(Data for this task)
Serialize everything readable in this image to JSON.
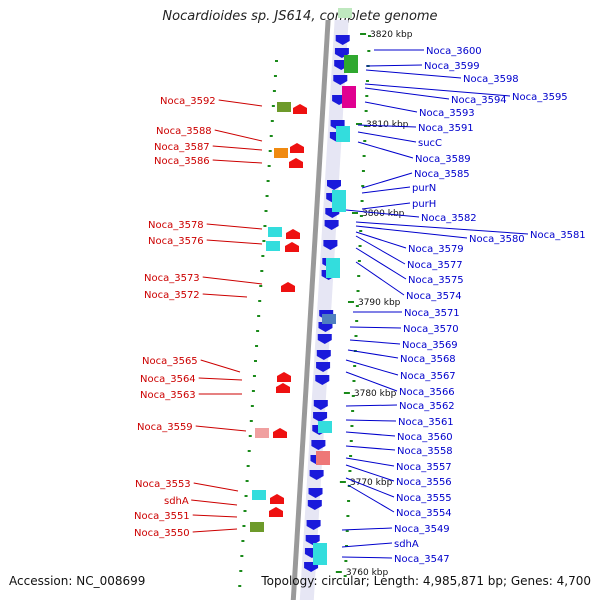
{
  "title": "Nocardioides sp. JS614, complete genome",
  "footer": {
    "accession": "Accession: NC_008699",
    "topology": "Topology: circular; Length: 4,985,871 bp; Genes: 4,700"
  },
  "colors": {
    "reverse_label": "#cc0000",
    "forward_label": "#0000cc",
    "forward_strand": "#1a1adb",
    "reverse_strand": "#ee1111",
    "tick": "#1a8a1a",
    "backbone": "#8a8a8a"
  },
  "scale_labels": [
    "3820 kbp",
    "3810 kbp",
    "3800 kbp",
    "3790 kbp",
    "3780 kbp",
    "3770 kbp",
    "3760 kbp"
  ],
  "reverse_genes": [
    "Noca_3592",
    "Noca_3588",
    "Noca_3587",
    "Noca_3586",
    "Noca_3578",
    "Noca_3576",
    "Noca_3573",
    "Noca_3572",
    "Noca_3565",
    "Noca_3564",
    "Noca_3563",
    "Noca_3559",
    "Noca_3553",
    "sdhA",
    "Noca_3551",
    "Noca_3550"
  ],
  "forward_genes": [
    "Noca_3600",
    "Noca_3599",
    "Noca_3598",
    "Noca_3595",
    "Noca_3594",
    "Noca_3593",
    "Noca_3591",
    "sucC",
    "Noca_3589",
    "Noca_3585",
    "purN",
    "purH",
    "Noca_3582",
    "Noca_3581",
    "Noca_3580",
    "Noca_3579",
    "Noca_3577",
    "Noca_3575",
    "Noca_3574",
    "Noca_3571",
    "Noca_3570",
    "Noca_3569",
    "Noca_3568",
    "Noca_3567",
    "Noca_3566",
    "Noca_3562",
    "Noca_3561",
    "Noca_3560",
    "Noca_3558",
    "Noca_3557",
    "Noca_3556",
    "Noca_3555",
    "Noca_3554",
    "Noca_3549",
    "sdhA",
    "Noca_3547"
  ]
}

(Exercise description)
Write out the data exactly, but not its pictures.

(Reply to the task)
Serialize everything readable in this image to JSON.
{
  "title": "Nocardioides sp. JS614, complete genome",
  "footer": {
    "accession": "Accession: NC_008699",
    "topology": "Topology: circular; Length: 4,985,871 bp; Genes: 4,700"
  },
  "colors": {
    "reverse_label": "#cc0000",
    "forward_label": "#0000cc",
    "forward_strand": "#1a1adb",
    "reverse_strand": "#ee1111",
    "tick": "#1a8a1a",
    "backbone": "#8a8a8a"
  },
  "scale_labels": [
    "3820 kbp",
    "3810 kbp",
    "3800 kbp",
    "3790 kbp",
    "3780 kbp",
    "3770 kbp",
    "3760 kbp"
  ],
  "reverse_genes": [
    "Noca_3592",
    "Noca_3588",
    "Noca_3587",
    "Noca_3586",
    "Noca_3578",
    "Noca_3576",
    "Noca_3573",
    "Noca_3572",
    "Noca_3565",
    "Noca_3564",
    "Noca_3563",
    "Noca_3559",
    "Noca_3553",
    "sdhA",
    "Noca_3551",
    "Noca_3550"
  ],
  "forward_genes": [
    "Noca_3600",
    "Noca_3599",
    "Noca_3598",
    "Noca_3595",
    "Noca_3594",
    "Noca_3593",
    "Noca_3591",
    "sucC",
    "Noca_3589",
    "Noca_3585",
    "purN",
    "purH",
    "Noca_3582",
    "Noca_3581",
    "Noca_3580",
    "Noca_3579",
    "Noca_3577",
    "Noca_3575",
    "Noca_3574",
    "Noca_3571",
    "Noca_3570",
    "Noca_3569",
    "Noca_3568",
    "Noca_3567",
    "Noca_3566",
    "Noca_3562",
    "Noca_3561",
    "Noca_3560",
    "Noca_3558",
    "Noca_3557",
    "Noca_3556",
    "Noca_3555",
    "Noca_3554",
    "Noca_3549",
    "sdhA",
    "Noca_3547"
  ]
}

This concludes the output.